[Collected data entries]
··········
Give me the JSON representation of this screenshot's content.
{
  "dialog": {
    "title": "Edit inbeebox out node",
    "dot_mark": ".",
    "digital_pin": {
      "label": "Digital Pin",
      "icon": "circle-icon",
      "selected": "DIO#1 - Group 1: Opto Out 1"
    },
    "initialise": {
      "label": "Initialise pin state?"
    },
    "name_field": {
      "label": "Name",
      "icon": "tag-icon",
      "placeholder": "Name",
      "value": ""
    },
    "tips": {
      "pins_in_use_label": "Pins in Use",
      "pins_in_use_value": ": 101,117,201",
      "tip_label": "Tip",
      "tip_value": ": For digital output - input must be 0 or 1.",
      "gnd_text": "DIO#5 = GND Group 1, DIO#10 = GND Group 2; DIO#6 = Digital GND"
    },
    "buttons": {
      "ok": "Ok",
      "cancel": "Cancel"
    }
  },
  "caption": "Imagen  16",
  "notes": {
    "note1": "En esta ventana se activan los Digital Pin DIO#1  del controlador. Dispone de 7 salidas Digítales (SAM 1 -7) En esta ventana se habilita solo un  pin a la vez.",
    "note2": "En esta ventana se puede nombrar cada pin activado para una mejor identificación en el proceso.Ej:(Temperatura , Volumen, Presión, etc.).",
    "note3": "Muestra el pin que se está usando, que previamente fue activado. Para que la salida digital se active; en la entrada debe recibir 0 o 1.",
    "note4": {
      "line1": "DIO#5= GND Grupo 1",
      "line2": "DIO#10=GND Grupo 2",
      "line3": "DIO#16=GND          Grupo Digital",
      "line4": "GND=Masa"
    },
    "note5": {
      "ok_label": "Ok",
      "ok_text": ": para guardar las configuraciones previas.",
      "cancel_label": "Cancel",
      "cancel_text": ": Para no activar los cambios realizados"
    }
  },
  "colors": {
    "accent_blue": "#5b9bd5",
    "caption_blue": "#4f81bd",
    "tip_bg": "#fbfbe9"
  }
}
··········
Exercise brief:
Among the lines of the material, find those that hold the word "activado" and copy them.

Response to this task:
    "note2": "En esta ventana se puede nombrar cada pin activado para una mejor identificación en el proceso.Ej:(Temperatura , Volumen, Presión, etc.).",
    "note3": "Muestra el pin que se está usando, que previamente fue activado. Para que la salida digital se active; en la entrada debe recibir 0 o 1.",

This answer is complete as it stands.